Find the line that contains "Give me a plain-text". Copy it and every line after it to the end of the material below, exactly, with no pictures.
>>>
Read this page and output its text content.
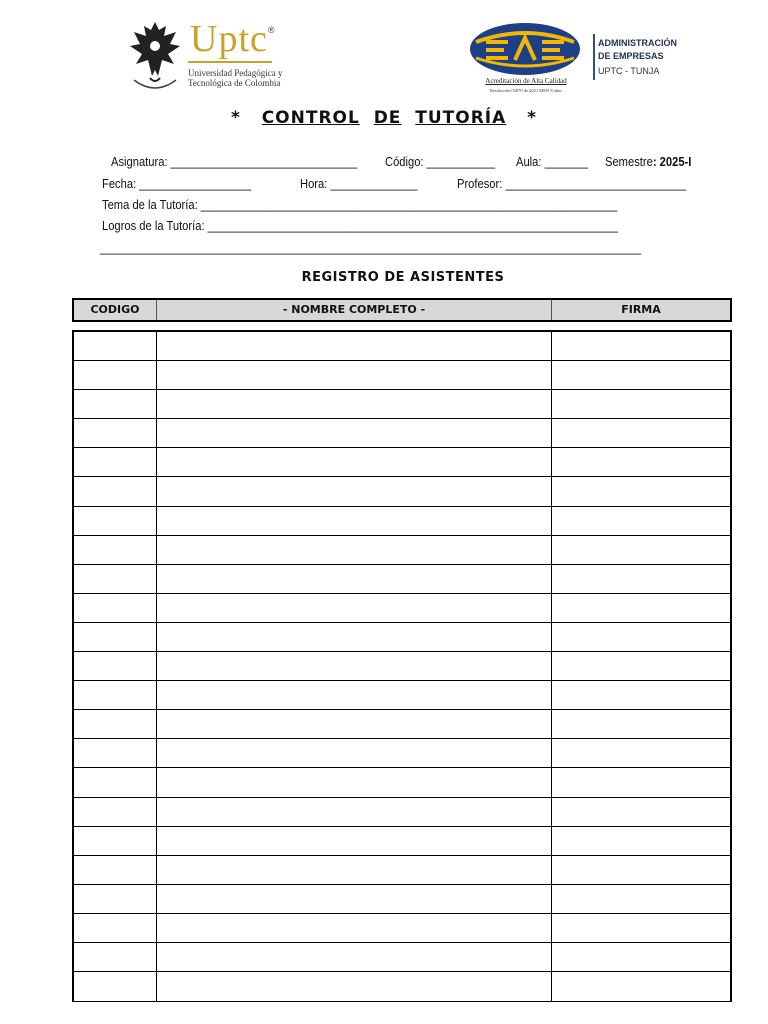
Uptc ®
Universidad Pedagógica y
Tecnológica de Colombia	Acreditación de Alta Calidad
Resolución 03870 de 2021 MEN 8 años
ADMINISTRACIÓN
DE EMPRESAS
UPTC - TUNJA
* CONTROL DE TUTORÍA *
Asignatura: ______________________________ Código: ___________ Aula: _______ Semestre: 2025-I
Fecha: __________________	Hora: ______________	Profesor: _____________________________
Tema de la Tutoría: ___________________________________________________________________
Logros de la Tutoría: __________________________________________________________________
_______________________________________________________________________________________
REGISTRO DE ASISTENTES
CODIGO	- NOMBRE COMPLETO -	FIRMA
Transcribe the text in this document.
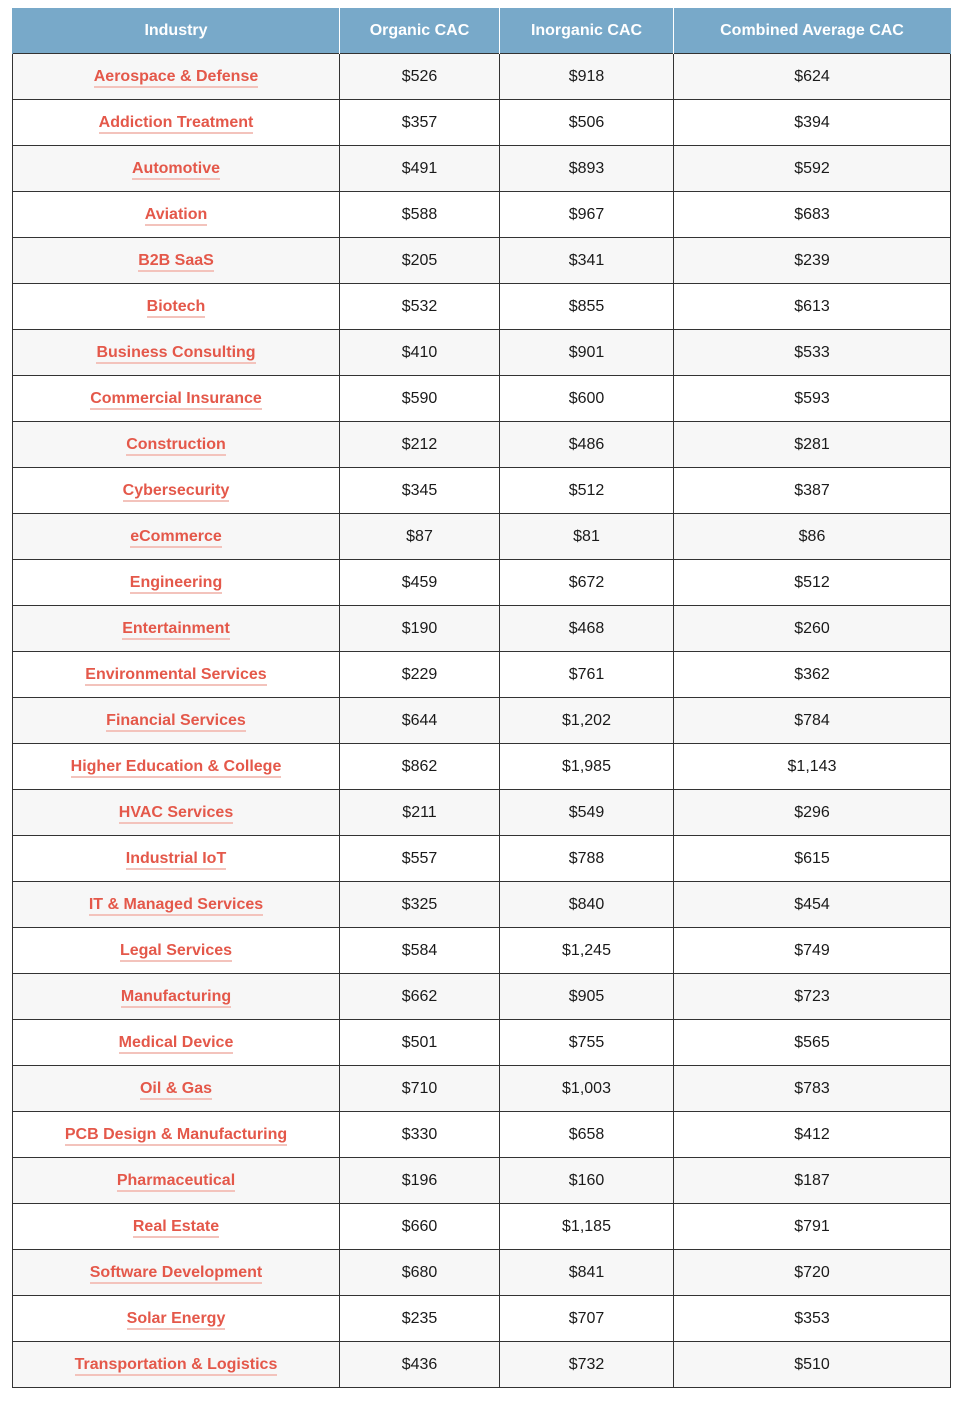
Industry	Organic CAC	Inorganic CAC	Combined Average CAC
Aerospace & Defense	$526	$918	$624
Addiction Treatment	$357	$506	$394
Automotive	$491	$893	$592
Aviation	$588	$967	$683
B2B SaaS	$205	$341	$239
Biotech	$532	$855	$613
Business Consulting	$410	$901	$533
Commercial Insurance	$590	$600	$593
Construction	$212	$486	$281
Cybersecurity	$345	$512	$387
eCommerce	$87	$81	$86
Engineering	$459	$672	$512
Entertainment	$190	$468	$260
Environmental Services	$229	$761	$362
Financial Services	$644	$1,202	$784
Higher Education & College	$862	$1,985	$1,143
HVAC Services	$211	$549	$296
Industrial IoT	$557	$788	$615
IT & Managed Services	$325	$840	$454
Legal Services	$584	$1,245	$749
Manufacturing	$662	$905	$723
Medical Device	$501	$755	$565
Oil & Gas	$710	$1,003	$783
PCB Design & Manufacturing	$330	$658	$412
Pharmaceutical	$196	$160	$187
Real Estate	$660	$1,185	$791
Software Development	$680	$841	$720
Solar Energy	$235	$707	$353
Transportation & Logistics	$436	$732	$510
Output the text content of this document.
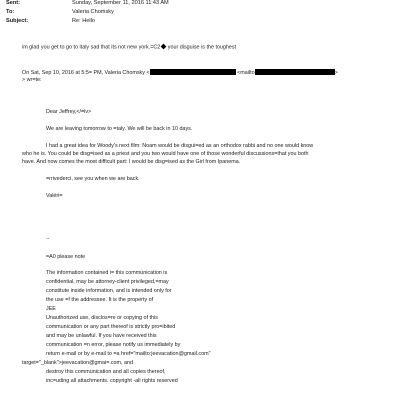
Sent:	Sunday, September 11, 2016 11:43 AM
To:	Valeria Chomsky
Subject:	Re: Hello
im glad you get to go to italy sad that its not new york.=C2 your disguise is the toughest
On Sat, Sep 10, 2016 at 5:5= PM, Valeria Chomsky <	<mailto	>
> wr=te:
Dear Jeffrey,</=iv>
We are leaving tomorrow to =taly. We will be back in 10 days.
I had a great idea for Woody's next film: Noam would be disgui=ed as an orthodox rabbi and no one would know
who he is. You could be disg=ised as a priest and you two would have one of those wonderful discussions=that you both
have. And now comes the most difficult part: I would be disg=ised as the Girl from Ipanema.
=rrivederci, see you when we are back.
Valéri=
--
=A0 please note
The information contained i= this communication is
confidential, may be attorney-client privileged,=may
constitute inside information, and is intended only for
the use =f the addressee. It is the property of
JEE
Unauthorized use, disclos=re or copying of this
communication or any part thereof is strictly pro=ibited
and may be unlawful. If you have received this
communication =n error, please notify us immediately by
return e-mail or by e-mail to =a href="mailto:jeevacation@gmail.com"
target="_blank">jeevacation@gmai=.com, and
destroy this communication and all copies thereof,
inc=uding all attachments. copyright -all rights reserved
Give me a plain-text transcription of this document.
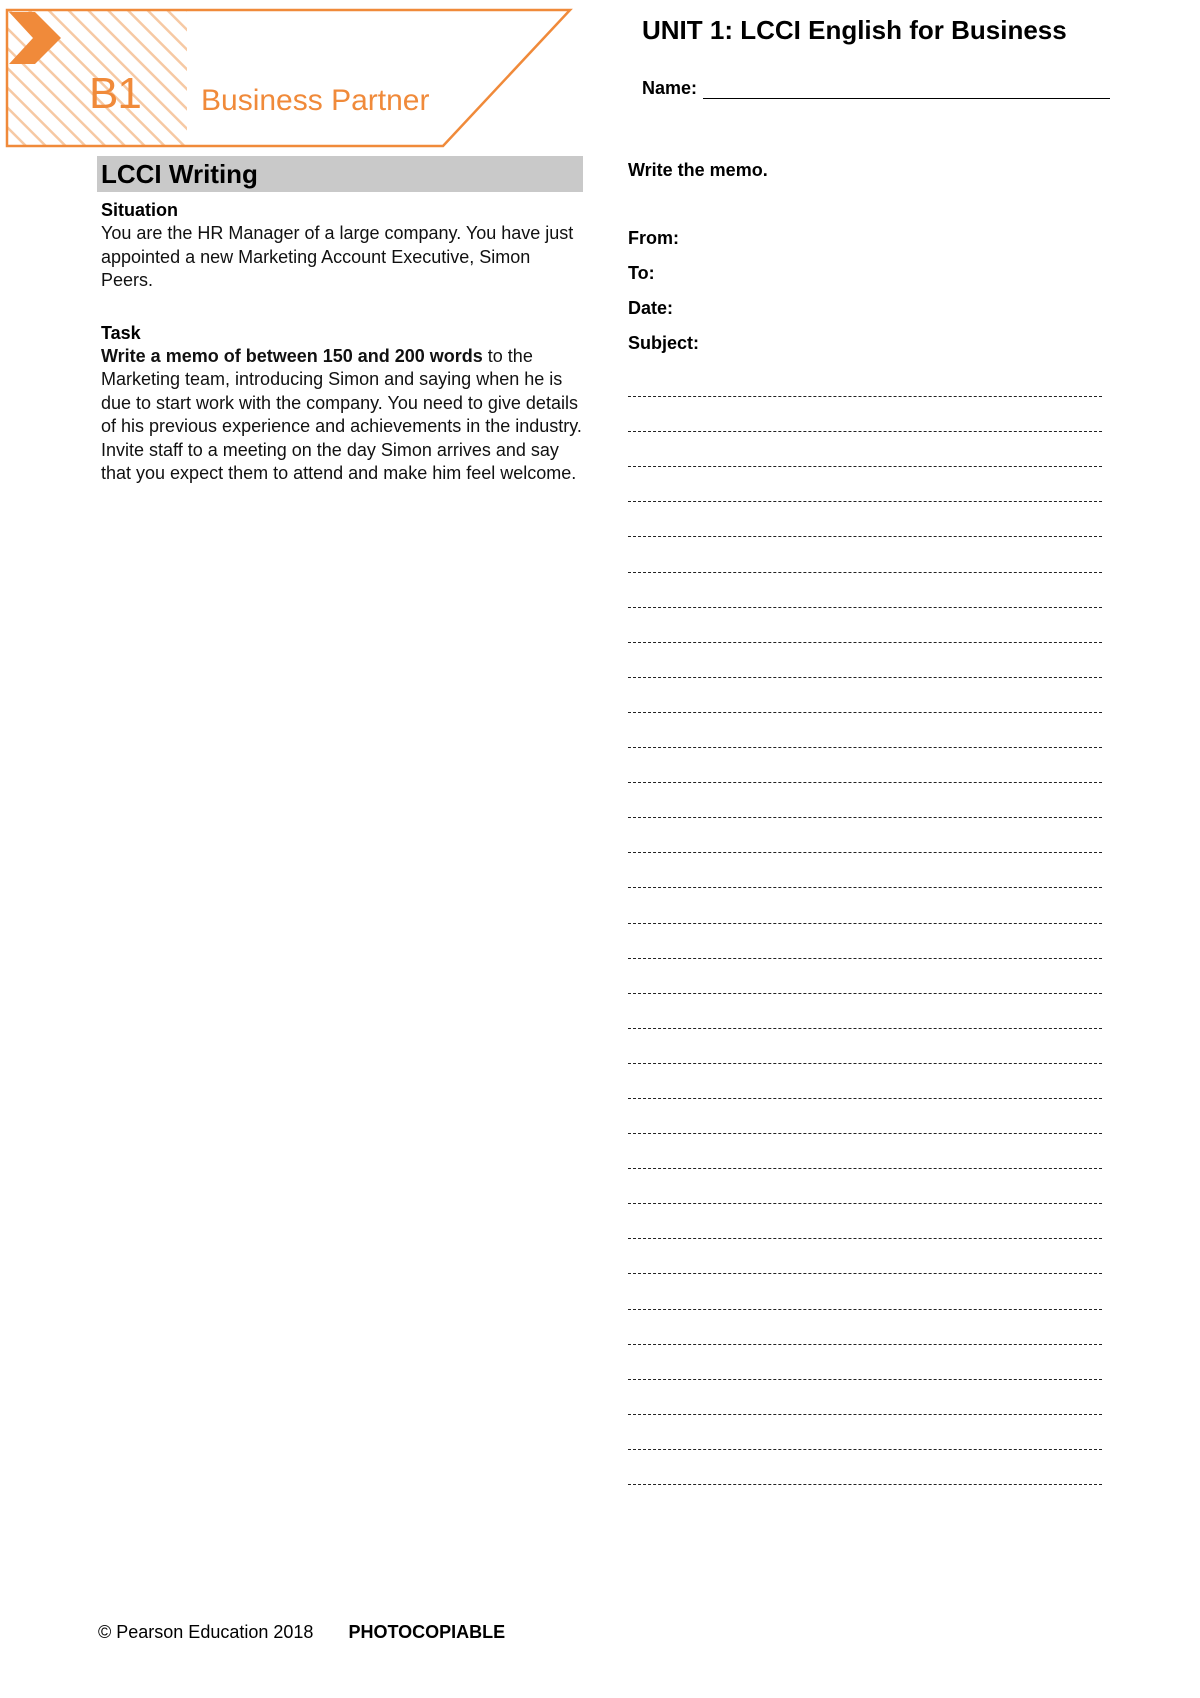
B1 Business Partner
UNIT 1: LCCI English for Business
Name:
LCCI Writing
Situation
You are the HR Manager of a large company. You have just appointed a new Marketing Account Executive, Simon Peers.
Task
Write a memo of between 150 and 200 words to the Marketing team, introducing Simon and saying when he is due to start work with the company. You need to give details of his previous experience and achievements in the industry. Invite staff to a meeting on the day Simon arrives and say that you expect them to attend and make him feel welcome.
Write the memo.
From:
To:
Date:
Subject:
© Pearson Education 2018 PHOTOCOPIABLE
<<<
◆ Solution for this task ◆
Give me a plain-text transcription of this document.
B1 Business Partner
UNIT 1: LCCI English for Business
Name:
LCCI Writing
Situation
You are the HR Manager of a large company. You have just appointed a new Marketing Account Executive, Simon Peers.
Task
Write a memo of between 150 and 200 words to the Marketing team, introducing Simon and saying when he is due to start work with the company. You need to give details of his previous experience and achievements in the industry. Invite staff to a meeting on the day Simon arrives and say that you expect them to attend and make him feel welcome.
Write the memo.
From:
To:
Date:
Subject:
© Pearson Education 2018 PHOTOCOPIABLE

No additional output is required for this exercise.